▸ WORK REQUIRED:
Set down, word for word, the passage of the blog posts between "You could find" and "the washing rooms.", inclusive.

▸ QUOTED TEXT:
========================

Friday, November 28, 2008

House of Discovery

When I build a house, it will have many secret passageways that only a few people will know how to find. Doors hidden behind bookcases and narrow tunnels between bedrooms. There would be tiny compartments underneath the floorboards — covered by Venetian rugs — and in them I would keep exotic trinkets and artifacts from long forgotten civilizations.

I'd also incorporate dumbwaiters and various chutes where visiting children could whisk their toys into various other realms and dimensions.

Fires would burn in each of the parlors and living rooms. Warm-stoned mantles and a fluffy cat to sprawl in front of it — such would be a common sight in my house, never failing to influence a smile on the faces of all who peak inside the various upstairs rooms.

You could find me very often in my study, working diligently at my mahogany desk and always eager for the interruption of a long-missed visitor. You would come in and peruse the hard-bound folios of my personal library and ask me about my latest projects, the exploits of ongoing expeditions around the globe. I would invite you to the terrace where we would enjoy a cup of tea, all while admiring the peacocks traversing the lawn below — or the changing shades of yellow and green foliage on the distant mountains.

Before building the house, I would bless the ground, doing my best to calm the spirits of those who had settled and wandered there before me. I would welcome them to haunt the stairwells, to make funny faces at people as they gazed on the looking glass in the washing rooms.

And once I had journeyed on from this earthly station, I would hope to have my remains carried down to the glen below the ridge, left to bask in the open meadow where the sun hits at morning, resting in the matronly evening shadow of my former home.

The grandchildren would tell stories to their grandchildren of the benevolent lord who once took them on candlelit adventures through the network of hidden portals, an entire labyrinth — a second residence — within the walls of the hillside manor. Visitors and subsequent residents would be discovering new treasures and secrets for generations to come.

Thursday, October 02, 2008

My little sun chip

Hey, I've noticed you around. But, no, wait! Not in that creepy-vibe manner of speaking. Let me start over.

I like you.

You've got a real style about you that always makes me feel like a charmed, sly observer, admiring how you move about the different spaces you inhabit — rugged, urban, domestic or otherwise. I don't suppose you've ever really watched yourself in the third person. Has anyone ever described to you your sprightly gait (as I shall like to call it)?

There's a real bounce to your step, but very light. Mmmhhmmm (that means "yes?")? It's as if each step you take is an exuberant leap (in miniature, of course), followed by a gentle parachute landing (your cute little skirts come in handy). Repeat that several times in fast forward and you have an idea — maybe — of what I'm talking about.

Saturday, August 02, 2008

Just visiting

This place has ambiance you can't deny. There are little details in the spacing and placement of things. To be honest, they don't all make a lot of sense when you think about it.

And when I think about it, these chairs are uncomfortable. And that pizza isn't really settling well.


Wednesday, June 25, 2008

Another Veemas miracle!

I have seen the light. And it's iridescent.

I was nearing sleep, just last night, my thoughts a stone's throw from a wide chasm of nothingness. Numb. Defeated.

Turning in my bed, my closed eyes sensed the faintest of glowing, slowly intensifying like the nearing sunrise through a glass darkly. A pulsing energy emerged from within my hands and feet. But I dared not move, frozen suddenly and completely in a moment of suspicious fear.

========================

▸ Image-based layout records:
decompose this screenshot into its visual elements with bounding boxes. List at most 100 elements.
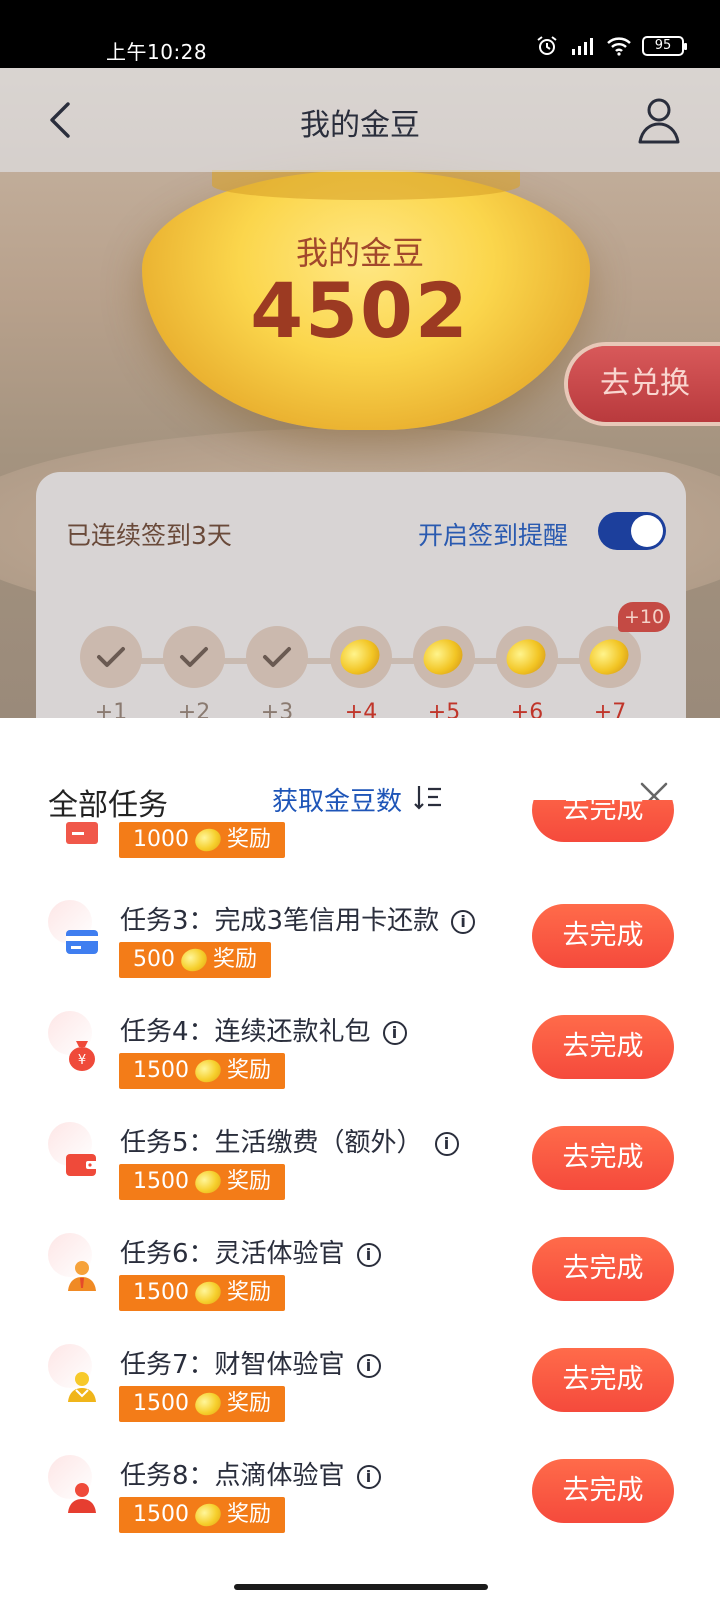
task-title-text: 任务6：灵活体验官 [120, 1239, 345, 1269]
person-gold-icon [68, 1372, 96, 1402]
signin-reminder-toggle[interactable] [598, 512, 666, 550]
status-icons: 95 [534, 36, 687, 56]
reward-label: 奖励 [227, 1058, 272, 1083]
gold-bean-icon [178, 945, 210, 975]
exchange-button[interactable]: 去兑换 [568, 346, 720, 422]
reward-amount: 1500 [133, 1502, 189, 1527]
gold-bean-icon [192, 1278, 224, 1308]
task-title-text: 任务3：完成3笔信用卡还款 [120, 906, 440, 936]
battery-indicator: 95 [642, 36, 687, 56]
reward-amount: 1500 [133, 1280, 189, 1305]
person-tie-icon [68, 1261, 96, 1291]
info-icon[interactable]: i [434, 1131, 459, 1156]
signin-streak-text: 已连续签到3天 [66, 521, 232, 550]
task-title-text: 任务7：财智体验官 [120, 1350, 345, 1380]
reward-badge: 1500 奖励 [119, 1275, 286, 1311]
signal-icon [572, 38, 593, 55]
card-icon [66, 822, 98, 844]
task-item: 任务5：生活缴费（额外） i 1500 奖励 去完成 [0, 1122, 720, 1235]
signin-day-4 [330, 626, 392, 688]
signin-day-5 [413, 626, 475, 688]
alarm-icon [537, 36, 557, 55]
info-icon[interactable]: i [356, 1464, 381, 1489]
info-icon[interactable]: i [356, 1242, 381, 1267]
status-bar: 上午10:28 95 [0, 0, 720, 68]
credit-card-icon [66, 930, 98, 954]
wallet-icon [66, 1154, 98, 1176]
task-item: 任务8：点滴体验官 i 1500 奖励 去完成 [0, 1455, 720, 1568]
task-item: ¥ 任务4：连续还款礼包 i 1500 奖励 去完成 [0, 1011, 720, 1124]
check-icon [180, 647, 208, 667]
go-complete-button[interactable]: 去完成 [532, 1459, 674, 1523]
reward-amount: 1000 [133, 827, 189, 852]
info-icon[interactable]: i [356, 1353, 381, 1378]
signin-day-6 [496, 626, 558, 688]
signin-reminder-label: 开启签到提醒 [418, 521, 569, 550]
go-complete-button[interactable]: 去完成 [532, 1237, 674, 1301]
go-complete-button[interactable]: 去完成 [532, 904, 674, 968]
reward-badge: 1500 奖励 [119, 1497, 286, 1533]
bonus-badge: +10 [618, 602, 670, 632]
task-title-text: 任务5：生活缴费（额外） [120, 1128, 423, 1158]
gold-pot-lid [212, 170, 520, 200]
page-title: 我的金豆 [300, 108, 420, 143]
go-complete-button[interactable]: 去完成 [532, 800, 674, 842]
wifi-icon [607, 37, 631, 56]
home-indicator[interactable] [234, 1584, 488, 1590]
task-item: 任务6：灵活体验官 i 1500 奖励 去完成 [0, 1233, 720, 1346]
status-time: 上午10:28 [106, 40, 208, 64]
signin-day-1 [80, 626, 142, 688]
gold-bean-icon [417, 633, 469, 681]
gold-bean-icon [192, 1167, 224, 1197]
task-title: 任务7：财智体验官 i [120, 1344, 381, 1381]
check-icon [97, 647, 125, 667]
svg-text:¥: ¥ [78, 1053, 86, 1068]
reward-label: 奖励 [227, 1280, 272, 1305]
signin-day-2 [163, 626, 225, 688]
gold-bean-icon [334, 633, 386, 681]
gold-bean-icon [192, 1500, 224, 1530]
gold-bean-icon [192, 1056, 224, 1086]
reward-amount: 500 [133, 947, 175, 972]
user-profile-icon[interactable] [636, 96, 682, 146]
reward-label: 奖励 [227, 1502, 272, 1527]
gold-bean-icon [500, 633, 552, 681]
reward-amount: 1500 [133, 1391, 189, 1416]
task-title: 任务8：点滴体验官 i [120, 1455, 381, 1492]
gold-bean-icon [192, 825, 224, 855]
task-title: 任务4：连续还款礼包 i [120, 1011, 407, 1048]
go-complete-button[interactable]: 去完成 [532, 1015, 674, 1079]
signin-day-7 [579, 626, 641, 688]
reward-amount: 1500 [133, 1058, 189, 1083]
go-complete-button[interactable]: 去完成 [532, 1126, 674, 1190]
task-item: 任务7：财智体验官 i 1500 奖励 去完成 [0, 1344, 720, 1457]
reward-badge: 1000 奖励 [119, 822, 286, 858]
task-title: 任务6：灵活体验官 i [120, 1233, 381, 1270]
task-title-text: 任务8：点滴体验官 [120, 1461, 345, 1491]
gold-bean-icon [192, 1389, 224, 1419]
person-red-icon [68, 1483, 96, 1513]
task-title: 任务3：完成3笔信用卡还款 i [120, 900, 476, 937]
task-title: 任务5：生活缴费（额外） i [120, 1122, 459, 1159]
reward-label: 奖励 [227, 827, 272, 852]
balance-value: 4502 [250, 266, 470, 355]
reward-label: 奖励 [213, 947, 258, 972]
go-complete-button[interactable]: 去完成 [532, 1348, 674, 1412]
info-icon[interactable]: i [382, 1020, 407, 1045]
reward-amount: 1500 [133, 1169, 189, 1194]
reward-badge: 1500 奖励 [119, 1386, 286, 1422]
reward-badge: 500 奖励 [119, 942, 272, 978]
reward-badge: 1500 奖励 [119, 1164, 286, 1200]
reward-badge: 1500 奖励 [119, 1053, 286, 1089]
task-item: 任务3：完成3笔信用卡还款 i 500 奖励 去完成 [0, 900, 720, 1013]
gold-bean-icon [583, 633, 635, 681]
info-icon[interactable]: i [451, 909, 476, 934]
reward-label: 奖励 [227, 1391, 272, 1416]
signin-day-3 [246, 626, 308, 688]
check-icon [263, 647, 291, 667]
app-screen: 上午10:28 95 我的金豆 我的金豆 4502 去兑换 已连续签到3天 开启… [0, 0, 720, 1600]
money-bag-icon: ¥ [69, 1041, 95, 1071]
task-title-text: 任务4：连续还款礼包 [120, 1017, 371, 1047]
reward-label: 奖励 [227, 1169, 272, 1194]
task-item-partial: 1000 奖励 去完成 [0, 800, 720, 860]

========================

▸ RESULT OF THE EXERCISE:
You could find me very often in my study, working diligently at my mahogany desk and always eager for the interruption of a long-missed visitor. You would come in and peruse the hard-bound folios of my personal library and ask me about my latest projects, the exploits of ongoing expeditions around the globe. I would invite you to the terrace where we would enjoy a cup of tea, all while admiring the peacocks traversing the lawn below — or the changing shades of yellow and green foliage on the distant mountains.

Before building the house, I would bless the ground, doing my best to calm the spirits of those who had settled and wandered there before me. I would welcome them to haunt the stairwells, to make funny faces at people as they gazed on the looking glass in the washing rooms.